>> begin
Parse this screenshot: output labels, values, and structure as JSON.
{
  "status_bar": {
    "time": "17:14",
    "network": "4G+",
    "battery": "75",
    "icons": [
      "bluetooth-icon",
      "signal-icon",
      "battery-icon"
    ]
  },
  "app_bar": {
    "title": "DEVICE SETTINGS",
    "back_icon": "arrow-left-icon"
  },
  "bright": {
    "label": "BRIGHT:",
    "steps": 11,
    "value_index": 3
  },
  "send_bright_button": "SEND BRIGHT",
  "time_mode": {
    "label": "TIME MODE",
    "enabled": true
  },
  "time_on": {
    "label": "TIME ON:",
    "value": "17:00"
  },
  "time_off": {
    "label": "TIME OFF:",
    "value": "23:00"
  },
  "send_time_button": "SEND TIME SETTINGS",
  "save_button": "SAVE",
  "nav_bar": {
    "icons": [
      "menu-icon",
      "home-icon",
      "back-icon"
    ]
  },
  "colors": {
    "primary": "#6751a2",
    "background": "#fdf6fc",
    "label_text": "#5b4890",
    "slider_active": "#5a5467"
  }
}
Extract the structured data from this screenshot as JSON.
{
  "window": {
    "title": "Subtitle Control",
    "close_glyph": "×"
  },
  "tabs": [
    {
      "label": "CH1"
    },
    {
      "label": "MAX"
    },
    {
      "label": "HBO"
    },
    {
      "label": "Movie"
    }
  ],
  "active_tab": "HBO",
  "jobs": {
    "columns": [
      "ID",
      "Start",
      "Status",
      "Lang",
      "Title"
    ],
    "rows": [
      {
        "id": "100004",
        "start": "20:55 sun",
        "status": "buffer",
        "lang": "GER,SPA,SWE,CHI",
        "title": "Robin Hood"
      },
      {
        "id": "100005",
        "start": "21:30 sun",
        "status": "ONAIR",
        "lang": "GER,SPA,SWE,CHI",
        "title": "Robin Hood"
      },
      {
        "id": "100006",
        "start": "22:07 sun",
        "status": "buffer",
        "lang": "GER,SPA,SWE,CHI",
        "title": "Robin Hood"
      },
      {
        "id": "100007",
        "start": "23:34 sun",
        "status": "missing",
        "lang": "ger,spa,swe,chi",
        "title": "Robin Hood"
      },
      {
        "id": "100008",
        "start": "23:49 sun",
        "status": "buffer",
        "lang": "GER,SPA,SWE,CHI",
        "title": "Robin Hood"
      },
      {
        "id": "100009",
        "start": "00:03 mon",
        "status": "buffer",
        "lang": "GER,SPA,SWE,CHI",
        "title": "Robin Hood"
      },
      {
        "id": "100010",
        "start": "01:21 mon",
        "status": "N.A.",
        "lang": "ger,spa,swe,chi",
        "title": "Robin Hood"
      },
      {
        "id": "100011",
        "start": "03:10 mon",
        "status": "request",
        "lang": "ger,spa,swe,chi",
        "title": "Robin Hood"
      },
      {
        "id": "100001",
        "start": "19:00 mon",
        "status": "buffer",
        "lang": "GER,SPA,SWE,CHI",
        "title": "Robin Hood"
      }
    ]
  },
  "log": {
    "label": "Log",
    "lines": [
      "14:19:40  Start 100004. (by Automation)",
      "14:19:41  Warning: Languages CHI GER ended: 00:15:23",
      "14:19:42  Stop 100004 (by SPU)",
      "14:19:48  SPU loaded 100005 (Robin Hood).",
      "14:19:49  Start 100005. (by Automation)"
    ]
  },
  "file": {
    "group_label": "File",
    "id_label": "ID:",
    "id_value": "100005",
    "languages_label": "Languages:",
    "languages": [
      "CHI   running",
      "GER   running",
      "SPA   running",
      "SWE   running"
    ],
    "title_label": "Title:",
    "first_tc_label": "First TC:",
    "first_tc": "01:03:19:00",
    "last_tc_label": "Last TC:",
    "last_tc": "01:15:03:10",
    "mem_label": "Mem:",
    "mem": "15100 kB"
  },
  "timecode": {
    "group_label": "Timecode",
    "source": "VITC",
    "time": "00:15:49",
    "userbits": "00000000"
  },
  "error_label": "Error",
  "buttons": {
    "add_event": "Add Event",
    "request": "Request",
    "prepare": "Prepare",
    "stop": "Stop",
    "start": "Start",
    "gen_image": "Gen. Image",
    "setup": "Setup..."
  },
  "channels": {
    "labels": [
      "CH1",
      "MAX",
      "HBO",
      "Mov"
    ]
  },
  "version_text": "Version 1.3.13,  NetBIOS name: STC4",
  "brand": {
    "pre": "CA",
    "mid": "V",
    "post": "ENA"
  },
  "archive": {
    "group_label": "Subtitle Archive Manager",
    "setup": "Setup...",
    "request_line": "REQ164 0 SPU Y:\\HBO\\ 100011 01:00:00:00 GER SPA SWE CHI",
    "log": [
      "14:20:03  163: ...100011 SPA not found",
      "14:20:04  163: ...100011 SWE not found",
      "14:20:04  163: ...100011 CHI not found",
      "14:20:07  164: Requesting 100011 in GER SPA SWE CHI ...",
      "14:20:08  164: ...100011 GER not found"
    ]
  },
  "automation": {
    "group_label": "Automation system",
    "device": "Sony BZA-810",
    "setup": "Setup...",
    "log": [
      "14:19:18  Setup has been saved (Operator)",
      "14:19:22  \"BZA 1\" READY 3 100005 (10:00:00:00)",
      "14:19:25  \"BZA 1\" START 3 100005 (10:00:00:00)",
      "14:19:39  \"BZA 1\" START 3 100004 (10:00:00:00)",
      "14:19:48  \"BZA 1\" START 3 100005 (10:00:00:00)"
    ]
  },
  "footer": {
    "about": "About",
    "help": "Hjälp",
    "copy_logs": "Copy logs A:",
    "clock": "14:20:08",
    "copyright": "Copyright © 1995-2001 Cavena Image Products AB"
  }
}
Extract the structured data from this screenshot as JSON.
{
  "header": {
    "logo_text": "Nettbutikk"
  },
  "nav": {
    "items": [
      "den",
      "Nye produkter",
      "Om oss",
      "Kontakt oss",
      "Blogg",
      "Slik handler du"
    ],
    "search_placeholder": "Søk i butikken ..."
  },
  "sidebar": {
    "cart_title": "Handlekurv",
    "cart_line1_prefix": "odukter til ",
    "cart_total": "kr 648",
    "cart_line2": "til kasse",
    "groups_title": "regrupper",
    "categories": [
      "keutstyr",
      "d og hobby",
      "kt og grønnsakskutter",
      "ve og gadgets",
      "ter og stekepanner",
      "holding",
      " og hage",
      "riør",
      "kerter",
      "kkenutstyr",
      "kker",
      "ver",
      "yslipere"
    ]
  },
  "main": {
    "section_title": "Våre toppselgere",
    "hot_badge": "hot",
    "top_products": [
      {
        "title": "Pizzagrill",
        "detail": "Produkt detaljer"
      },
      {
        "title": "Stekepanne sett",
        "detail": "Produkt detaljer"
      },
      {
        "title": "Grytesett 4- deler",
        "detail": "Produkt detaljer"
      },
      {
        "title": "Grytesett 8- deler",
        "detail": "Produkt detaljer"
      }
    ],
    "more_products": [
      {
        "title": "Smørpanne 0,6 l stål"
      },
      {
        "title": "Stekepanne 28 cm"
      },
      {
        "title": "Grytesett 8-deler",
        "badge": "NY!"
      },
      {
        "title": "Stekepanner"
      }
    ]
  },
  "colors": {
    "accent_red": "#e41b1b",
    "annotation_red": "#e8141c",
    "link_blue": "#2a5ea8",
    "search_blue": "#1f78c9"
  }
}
>> end
— Task requirements —
Word for word, extract all the records.

— Output —
Parse this screenshot: output labels, values, and structure as JSON.
{
  "status_bar": {
    "time": "17:14",
    "network": "4G+",
    "battery": "75",
    "icons": [
      "bluetooth-icon",
      "signal-icon",
      "battery-icon"
    ]
  },
  "app_bar": {
    "title": "DEVICE SETTINGS",
    "back_icon": "arrow-left-icon"
  },
  "bright": {
    "label": "BRIGHT:",
    "steps": 11,
    "value_index": 3
  },
  "send_bright_button": "SEND BRIGHT",
  "time_mode": {
    "label": "TIME MODE",
    "enabled": true
  },
  "time_on": {
    "label": "TIME ON:",
    "value": "17:00"
  },
  "time_off": {
    "label": "TIME OFF:",
    "value": "23:00"
  },
  "send_time_button": "SEND TIME SETTINGS",
  "save_button": "SAVE",
  "nav_bar": {
    "icons": [
      "menu-icon",
      "home-icon",
      "back-icon"
    ]
  },
  "colors": {
    "primary": "#6751a2",
    "background": "#fdf6fc",
    "label_text": "#5b4890",
    "slider_active": "#5a5467"
  }
}
Extract the structured data from this screenshot as JSON.
{
  "window": {
    "title": "Subtitle Control",
    "close_glyph": "×"
  },
  "tabs": [
    {
      "label": "CH1"
    },
    {
      "label": "MAX"
    },
    {
      "label": "HBO"
    },
    {
      "label": "Movie"
    }
  ],
  "active_tab": "HBO",
  "jobs": {
    "columns": [
      "ID",
      "Start",
      "Status",
      "Lang",
      "Title"
    ],
    "rows": [
      {
        "id": "100004",
        "start": "20:55 sun",
        "status": "buffer",
        "lang": "GER,SPA,SWE,CHI",
        "title": "Robin Hood"
      },
      {
        "id": "100005",
        "start": "21:30 sun",
        "status": "ONAIR",
        "lang": "GER,SPA,SWE,CHI",
        "title": "Robin Hood"
      },
      {
        "id": "100006",
        "start": "22:07 sun",
        "status": "buffer",
        "lang": "GER,SPA,SWE,CHI",
        "title": "Robin Hood"
      },
      {
        "id": "100007",
        "start": "23:34 sun",
        "status": "missing",
        "lang": "ger,spa,swe,chi",
        "title": "Robin Hood"
      },
      {
        "id": "100008",
        "start": "23:49 sun",
        "status": "buffer",
        "lang": "GER,SPA,SWE,CHI",
        "title": "Robin Hood"
      },
      {
        "id": "100009",
        "start": "00:03 mon",
        "status": "buffer",
        "lang": "GER,SPA,SWE,CHI",
        "title": "Robin Hood"
      },
      {
        "id": "100010",
        "start": "01:21 mon",
        "status": "N.A.",
        "lang": "ger,spa,swe,chi",
        "title": "Robin Hood"
      },
      {
        "id": "100011",
        "start": "03:10 mon",
        "status": "request",
        "lang": "ger,spa,swe,chi",
        "title": "Robin Hood"
      },
      {
        "id": "100001",
        "start": "19:00 mon",
        "status": "buffer",
        "lang": "GER,SPA,SWE,CHI",
        "title": "Robin Hood"
      }
    ]
  },
  "log": {
    "label": "Log",
    "lines": [
      "14:19:40  Start 100004. (by Automation)",
      "14:19:41  Warning: Languages CHI GER ended: 00:15:23",
      "14:19:42  Stop 100004 (by SPU)",
      "14:19:48  SPU loaded 100005 (Robin Hood).",
      "14:19:49  Start 100005. (by Automation)"
    ]
  },
  "file": {
    "group_label": "File",
    "id_label": "ID:",
    "id_value": "100005",
    "languages_label": "Languages:",
    "languages": [
      "CHI   running",
      "GER   running",
      "SPA   running",
      "SWE   running"
    ],
    "title_label": "Title:",
    "first_tc_label": "First TC:",
    "first_tc": "01:03:19:00",
    "last_tc_label": "Last TC:",
    "last_tc": "01:15:03:10",
    "mem_label": "Mem:",
    "mem": "15100 kB"
  },
  "timecode": {
    "group_label": "Timecode",
    "source": "VITC",
    "time": "00:15:49",
    "userbits": "00000000"
  },
  "error_label": "Error",
  "buttons": {
    "add_event": "Add Event",
    "request": "Request",
    "prepare": "Prepare",
    "stop": "Stop",
    "start": "Start",
    "gen_image": "Gen. Image",
    "setup": "Setup..."
  },
  "channels": {
    "labels": [
      "CH1",
      "MAX",
      "HBO",
      "Mov"
    ]
  },
  "version_text": "Version 1.3.13,  NetBIOS name: STC4",
  "brand": {
    "pre": "CA",
    "mid": "V",
    "post": "ENA"
  },
  "archive": {
    "group_label": "Subtitle Archive Manager",
    "setup": "Setup...",
    "request_line": "REQ164 0 SPU Y:\\HBO\\ 100011 01:00:00:00 GER SPA SWE CHI",
    "log": [
      "14:20:03  163: ...100011 SPA not found",
      "14:20:04  163: ...100011 SWE not found",
      "14:20:04  163: ...100011 CHI not found",
      "14:20:07  164: Requesting 100011 in GER SPA SWE CHI ...",
      "14:20:08  164: ...100011 GER not found"
    ]
  },
  "automation": {
    "group_label": "Automation system",
    "device": "Sony BZA-810",
    "setup": "Setup...",
    "log": [
      "14:19:18  Setup has been saved (Operator)",
      "14:19:22  \"BZA 1\" READY 3 100005 (10:00:00:00)",
      "14:19:25  \"BZA 1\" START 3 100005 (10:00:00:00)",
      "14:19:39  \"BZA 1\" START 3 100004 (10:00:00:00)",
      "14:19:48  \"BZA 1\" START 3 100005 (10:00:00:00)"
    ]
  },
  "footer": {
    "about": "About",
    "help": "Hjälp",
    "copy_logs": "Copy logs A:",
    "clock": "14:20:08",
    "copyright": "Copyright © 1995-2001 Cavena Image Products AB"
  }
}
Extract the structured data from this screenshot as JSON.
{
  "header": {
    "logo_text": "Nettbutikk"
  },
  "nav": {
    "items": [
      "den",
      "Nye produkter",
      "Om oss",
      "Kontakt oss",
      "Blogg",
      "Slik handler du"
    ],
    "search_placeholder": "Søk i butikken ..."
  },
  "sidebar": {
    "cart_title": "Handlekurv",
    "cart_line1_prefix": "odukter til ",
    "cart_total": "kr 648",
    "cart_line2": "til kasse",
    "groups_title": "regrupper",
    "categories": [
      "keutstyr",
      "d og hobby",
      "kt og grønnsakskutter",
      "ve og gadgets",
      "ter og stekepanner",
      "holding",
      " og hage",
      "riør",
      "kerter",
      "kkenutstyr",
      "kker",
      "ver",
      "yslipere"
    ]
  },
  "main": {
    "section_title": "Våre toppselgere",
    "hot_badge": "hot",
    "top_products": [
      {
        "title": "Pizzagrill",
        "detail": "Produkt detaljer"
      },
      {
        "title": "Stekepanne sett",
        "detail": "Produkt detaljer"
      },
      {
        "title": "Grytesett 4- deler",
        "detail": "Produkt detaljer"
      },
      {
        "title": "Grytesett 8- deler",
        "detail": "Produkt detaljer"
      }
    ],
    "more_products": [
      {
        "title": "Smørpanne 0,6 l stål"
      },
      {
        "title": "Stekepanne 28 cm"
      },
      {
        "title": "Grytesett 8-deler",
        "badge": "NY!"
      },
      {
        "title": "Stekepanner"
      }
    ]
  },
  "colors": {
    "accent_red": "#e41b1b",
    "annotation_red": "#e8141c",
    "link_blue": "#2a5ea8",
    "search_blue": "#1f78c9"
  }
}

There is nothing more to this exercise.